*Instruction*: Extract from the listing below, without any change, the lines running from the one with "series-line-hbos bbox=[44, 84, 626, 282]" through the one with "x-tick-label: Jan-08 bbox=[577, 350, 615, 364]", both included.

*Raw records*:
^^^^^^^^^^^^^^^^

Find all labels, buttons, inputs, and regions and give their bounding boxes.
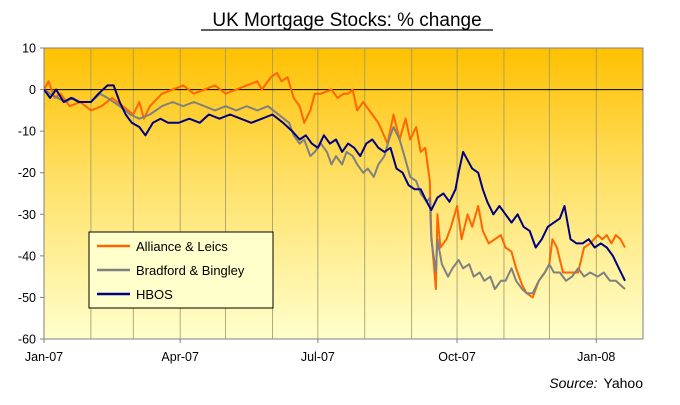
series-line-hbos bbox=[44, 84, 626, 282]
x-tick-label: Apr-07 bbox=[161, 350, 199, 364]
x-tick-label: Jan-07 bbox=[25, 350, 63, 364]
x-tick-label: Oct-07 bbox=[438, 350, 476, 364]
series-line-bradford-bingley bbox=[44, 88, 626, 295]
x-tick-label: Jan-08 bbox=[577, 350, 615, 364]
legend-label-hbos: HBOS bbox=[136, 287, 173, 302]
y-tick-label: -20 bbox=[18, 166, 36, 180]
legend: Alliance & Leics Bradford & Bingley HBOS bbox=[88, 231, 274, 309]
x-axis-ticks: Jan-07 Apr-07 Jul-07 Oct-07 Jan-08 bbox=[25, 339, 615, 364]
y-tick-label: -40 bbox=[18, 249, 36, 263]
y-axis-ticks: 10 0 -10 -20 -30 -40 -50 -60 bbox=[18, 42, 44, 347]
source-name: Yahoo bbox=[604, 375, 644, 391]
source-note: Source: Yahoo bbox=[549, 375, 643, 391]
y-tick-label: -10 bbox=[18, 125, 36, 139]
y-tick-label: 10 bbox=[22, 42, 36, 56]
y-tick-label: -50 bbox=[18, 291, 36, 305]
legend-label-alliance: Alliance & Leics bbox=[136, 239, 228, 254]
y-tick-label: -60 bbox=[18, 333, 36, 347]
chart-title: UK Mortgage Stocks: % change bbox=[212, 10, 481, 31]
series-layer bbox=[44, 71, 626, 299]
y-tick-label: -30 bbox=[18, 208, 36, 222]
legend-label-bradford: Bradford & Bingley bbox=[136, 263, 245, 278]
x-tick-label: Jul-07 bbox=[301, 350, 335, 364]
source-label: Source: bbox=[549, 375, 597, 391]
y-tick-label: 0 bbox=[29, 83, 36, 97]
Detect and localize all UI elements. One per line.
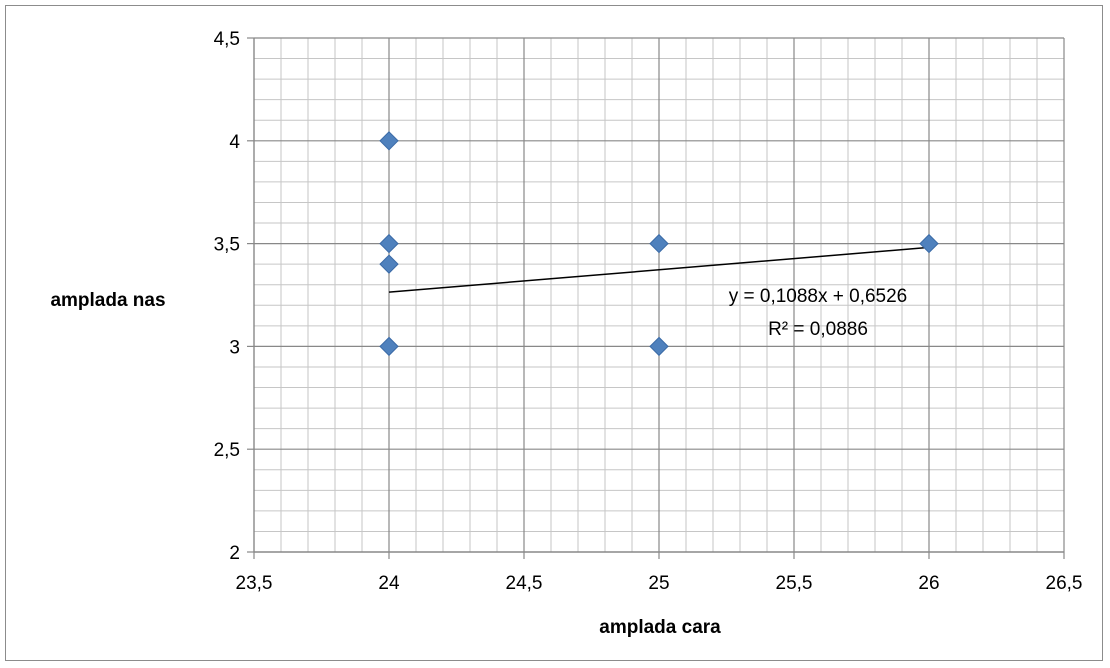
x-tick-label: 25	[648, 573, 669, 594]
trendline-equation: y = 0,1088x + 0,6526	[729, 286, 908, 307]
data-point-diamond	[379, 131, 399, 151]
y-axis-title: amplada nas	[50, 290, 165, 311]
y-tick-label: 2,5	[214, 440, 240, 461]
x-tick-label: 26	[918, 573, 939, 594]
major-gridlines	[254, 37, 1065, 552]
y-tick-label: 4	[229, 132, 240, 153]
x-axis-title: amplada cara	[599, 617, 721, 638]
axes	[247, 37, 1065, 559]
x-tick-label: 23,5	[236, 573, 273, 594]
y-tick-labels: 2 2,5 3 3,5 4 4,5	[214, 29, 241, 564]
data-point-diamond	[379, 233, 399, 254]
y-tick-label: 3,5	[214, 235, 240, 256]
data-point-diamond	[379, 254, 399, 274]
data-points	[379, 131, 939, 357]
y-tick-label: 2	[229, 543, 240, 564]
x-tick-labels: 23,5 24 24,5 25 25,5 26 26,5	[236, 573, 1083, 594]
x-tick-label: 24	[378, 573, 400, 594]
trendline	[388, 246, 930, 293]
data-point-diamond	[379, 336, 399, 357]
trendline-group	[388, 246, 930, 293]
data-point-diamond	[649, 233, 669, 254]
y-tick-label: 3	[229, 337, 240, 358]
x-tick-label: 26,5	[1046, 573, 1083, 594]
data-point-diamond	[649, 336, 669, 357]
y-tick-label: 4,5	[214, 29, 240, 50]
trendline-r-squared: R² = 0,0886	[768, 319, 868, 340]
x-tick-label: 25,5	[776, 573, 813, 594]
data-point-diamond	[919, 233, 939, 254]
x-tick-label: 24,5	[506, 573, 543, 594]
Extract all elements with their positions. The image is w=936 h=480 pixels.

^^^^^^^^^^^^^^^^

*Solution*:
series-line-hbos bbox=[44, 84, 626, 282]
x-tick-label: Apr-07 bbox=[161, 350, 199, 364]
x-tick-label: Jan-07 bbox=[25, 350, 63, 364]
x-tick-label: Oct-07 bbox=[438, 350, 476, 364]
series-line-bradford-bingley bbox=[44, 88, 626, 295]
x-tick-label: Jan-08 bbox=[577, 350, 615, 364]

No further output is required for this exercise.